Extracts from a graphics dataset
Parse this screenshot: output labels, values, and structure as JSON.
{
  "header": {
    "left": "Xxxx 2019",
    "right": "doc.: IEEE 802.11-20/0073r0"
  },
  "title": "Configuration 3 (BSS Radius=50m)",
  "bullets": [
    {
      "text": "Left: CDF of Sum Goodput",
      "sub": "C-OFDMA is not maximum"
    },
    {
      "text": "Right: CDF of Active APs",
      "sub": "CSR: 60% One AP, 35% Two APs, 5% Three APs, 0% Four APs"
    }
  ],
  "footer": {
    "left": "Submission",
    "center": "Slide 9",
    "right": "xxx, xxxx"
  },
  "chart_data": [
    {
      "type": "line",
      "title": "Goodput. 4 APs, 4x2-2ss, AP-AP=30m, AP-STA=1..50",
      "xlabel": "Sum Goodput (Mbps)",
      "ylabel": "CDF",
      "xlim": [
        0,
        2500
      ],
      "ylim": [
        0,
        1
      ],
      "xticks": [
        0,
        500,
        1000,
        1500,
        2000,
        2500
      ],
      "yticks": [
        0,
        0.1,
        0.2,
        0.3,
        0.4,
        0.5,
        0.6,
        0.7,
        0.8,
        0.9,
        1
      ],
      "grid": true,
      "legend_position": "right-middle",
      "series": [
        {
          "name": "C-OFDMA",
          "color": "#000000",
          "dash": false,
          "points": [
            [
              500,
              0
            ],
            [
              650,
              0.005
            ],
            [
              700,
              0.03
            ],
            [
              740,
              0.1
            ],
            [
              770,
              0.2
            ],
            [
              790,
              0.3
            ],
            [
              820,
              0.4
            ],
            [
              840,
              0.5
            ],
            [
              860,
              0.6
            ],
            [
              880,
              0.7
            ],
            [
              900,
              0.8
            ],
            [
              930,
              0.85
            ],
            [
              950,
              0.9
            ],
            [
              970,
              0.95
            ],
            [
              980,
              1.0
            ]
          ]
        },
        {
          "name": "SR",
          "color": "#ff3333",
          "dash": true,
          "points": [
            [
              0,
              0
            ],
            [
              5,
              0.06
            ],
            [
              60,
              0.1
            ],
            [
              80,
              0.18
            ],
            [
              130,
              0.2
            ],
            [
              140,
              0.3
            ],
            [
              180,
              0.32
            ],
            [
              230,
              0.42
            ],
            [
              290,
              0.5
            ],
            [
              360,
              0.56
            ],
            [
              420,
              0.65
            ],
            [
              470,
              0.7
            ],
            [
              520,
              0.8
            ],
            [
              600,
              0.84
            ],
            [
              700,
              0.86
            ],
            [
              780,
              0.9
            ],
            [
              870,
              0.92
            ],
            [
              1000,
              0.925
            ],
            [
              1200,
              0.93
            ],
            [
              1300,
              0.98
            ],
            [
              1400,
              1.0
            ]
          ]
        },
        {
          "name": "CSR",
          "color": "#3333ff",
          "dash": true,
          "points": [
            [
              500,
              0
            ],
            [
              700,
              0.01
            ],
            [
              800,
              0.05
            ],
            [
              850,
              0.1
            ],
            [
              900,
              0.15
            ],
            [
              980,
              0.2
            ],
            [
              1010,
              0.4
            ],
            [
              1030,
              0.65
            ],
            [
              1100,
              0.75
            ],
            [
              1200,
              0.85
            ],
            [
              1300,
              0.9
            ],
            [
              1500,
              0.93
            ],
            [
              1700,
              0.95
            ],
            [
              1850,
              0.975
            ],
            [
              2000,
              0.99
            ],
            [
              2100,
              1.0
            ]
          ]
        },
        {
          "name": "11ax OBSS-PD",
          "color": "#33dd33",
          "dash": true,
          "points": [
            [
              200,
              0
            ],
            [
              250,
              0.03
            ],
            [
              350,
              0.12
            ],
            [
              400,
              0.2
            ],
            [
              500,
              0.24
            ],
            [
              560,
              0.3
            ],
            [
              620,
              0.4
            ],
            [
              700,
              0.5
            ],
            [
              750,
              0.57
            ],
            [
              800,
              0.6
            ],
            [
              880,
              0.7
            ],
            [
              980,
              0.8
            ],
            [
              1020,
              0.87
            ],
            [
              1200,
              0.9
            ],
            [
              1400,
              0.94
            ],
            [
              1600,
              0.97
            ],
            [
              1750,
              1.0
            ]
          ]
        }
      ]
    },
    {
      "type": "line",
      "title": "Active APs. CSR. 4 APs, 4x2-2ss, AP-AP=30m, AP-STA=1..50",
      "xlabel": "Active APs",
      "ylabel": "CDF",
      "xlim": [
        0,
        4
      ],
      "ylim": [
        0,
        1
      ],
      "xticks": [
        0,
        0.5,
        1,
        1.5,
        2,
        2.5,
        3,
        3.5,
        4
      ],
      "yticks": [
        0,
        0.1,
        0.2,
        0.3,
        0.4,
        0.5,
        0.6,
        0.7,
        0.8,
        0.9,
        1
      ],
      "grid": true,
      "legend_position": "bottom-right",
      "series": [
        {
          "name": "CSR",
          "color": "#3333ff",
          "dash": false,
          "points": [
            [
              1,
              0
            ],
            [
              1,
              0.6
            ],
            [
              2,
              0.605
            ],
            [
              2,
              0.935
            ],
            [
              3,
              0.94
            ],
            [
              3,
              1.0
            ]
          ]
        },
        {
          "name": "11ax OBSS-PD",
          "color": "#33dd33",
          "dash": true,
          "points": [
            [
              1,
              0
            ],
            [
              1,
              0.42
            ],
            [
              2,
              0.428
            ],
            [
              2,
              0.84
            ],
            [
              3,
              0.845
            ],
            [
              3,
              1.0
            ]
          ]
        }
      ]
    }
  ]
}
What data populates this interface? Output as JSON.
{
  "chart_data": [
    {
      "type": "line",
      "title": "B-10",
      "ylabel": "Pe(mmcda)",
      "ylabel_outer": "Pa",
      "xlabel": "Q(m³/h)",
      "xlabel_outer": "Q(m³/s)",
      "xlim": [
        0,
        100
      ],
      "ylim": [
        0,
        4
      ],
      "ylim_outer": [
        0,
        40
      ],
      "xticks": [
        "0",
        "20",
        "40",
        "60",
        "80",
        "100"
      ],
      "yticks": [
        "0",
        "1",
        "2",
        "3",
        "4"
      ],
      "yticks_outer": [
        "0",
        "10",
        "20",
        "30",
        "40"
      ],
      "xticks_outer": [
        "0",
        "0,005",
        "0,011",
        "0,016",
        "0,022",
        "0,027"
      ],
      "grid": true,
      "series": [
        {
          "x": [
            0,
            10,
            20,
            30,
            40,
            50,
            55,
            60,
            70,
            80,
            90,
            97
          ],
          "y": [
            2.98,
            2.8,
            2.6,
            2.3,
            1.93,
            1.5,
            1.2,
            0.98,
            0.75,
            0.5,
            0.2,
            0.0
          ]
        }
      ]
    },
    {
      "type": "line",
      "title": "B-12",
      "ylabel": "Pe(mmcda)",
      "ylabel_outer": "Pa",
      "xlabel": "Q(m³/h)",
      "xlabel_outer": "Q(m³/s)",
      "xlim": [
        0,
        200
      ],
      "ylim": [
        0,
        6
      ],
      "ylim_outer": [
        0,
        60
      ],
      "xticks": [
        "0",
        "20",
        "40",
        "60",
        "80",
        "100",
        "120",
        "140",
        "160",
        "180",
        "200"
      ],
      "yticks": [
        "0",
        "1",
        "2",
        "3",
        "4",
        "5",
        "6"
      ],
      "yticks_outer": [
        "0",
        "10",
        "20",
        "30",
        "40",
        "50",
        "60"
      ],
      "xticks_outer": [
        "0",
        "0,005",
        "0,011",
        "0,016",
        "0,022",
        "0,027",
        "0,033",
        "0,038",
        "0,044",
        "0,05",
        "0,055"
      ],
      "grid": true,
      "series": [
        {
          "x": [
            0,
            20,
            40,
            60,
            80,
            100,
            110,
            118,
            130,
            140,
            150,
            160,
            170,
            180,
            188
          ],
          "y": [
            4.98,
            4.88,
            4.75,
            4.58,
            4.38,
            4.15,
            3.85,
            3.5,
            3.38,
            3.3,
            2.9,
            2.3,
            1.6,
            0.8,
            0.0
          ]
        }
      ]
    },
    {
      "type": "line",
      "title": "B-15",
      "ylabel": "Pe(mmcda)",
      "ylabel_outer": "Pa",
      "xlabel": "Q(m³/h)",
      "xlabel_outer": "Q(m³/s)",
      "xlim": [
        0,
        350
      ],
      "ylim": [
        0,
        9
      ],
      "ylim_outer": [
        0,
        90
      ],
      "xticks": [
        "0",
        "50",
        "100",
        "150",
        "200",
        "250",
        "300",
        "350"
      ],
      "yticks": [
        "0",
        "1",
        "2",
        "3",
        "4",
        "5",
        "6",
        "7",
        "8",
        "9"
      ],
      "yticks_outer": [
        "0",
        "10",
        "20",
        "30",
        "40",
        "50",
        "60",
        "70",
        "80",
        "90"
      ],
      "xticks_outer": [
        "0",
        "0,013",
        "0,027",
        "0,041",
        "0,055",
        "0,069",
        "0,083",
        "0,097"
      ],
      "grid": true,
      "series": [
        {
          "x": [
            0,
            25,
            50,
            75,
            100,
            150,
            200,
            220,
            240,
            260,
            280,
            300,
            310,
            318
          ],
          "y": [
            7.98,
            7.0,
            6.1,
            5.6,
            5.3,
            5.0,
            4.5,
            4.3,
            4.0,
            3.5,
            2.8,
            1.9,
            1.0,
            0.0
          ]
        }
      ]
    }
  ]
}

_Given task_
Tally up the lines holding the string "Active" in this listing, and report the total alone.

_Result of the exercise_
3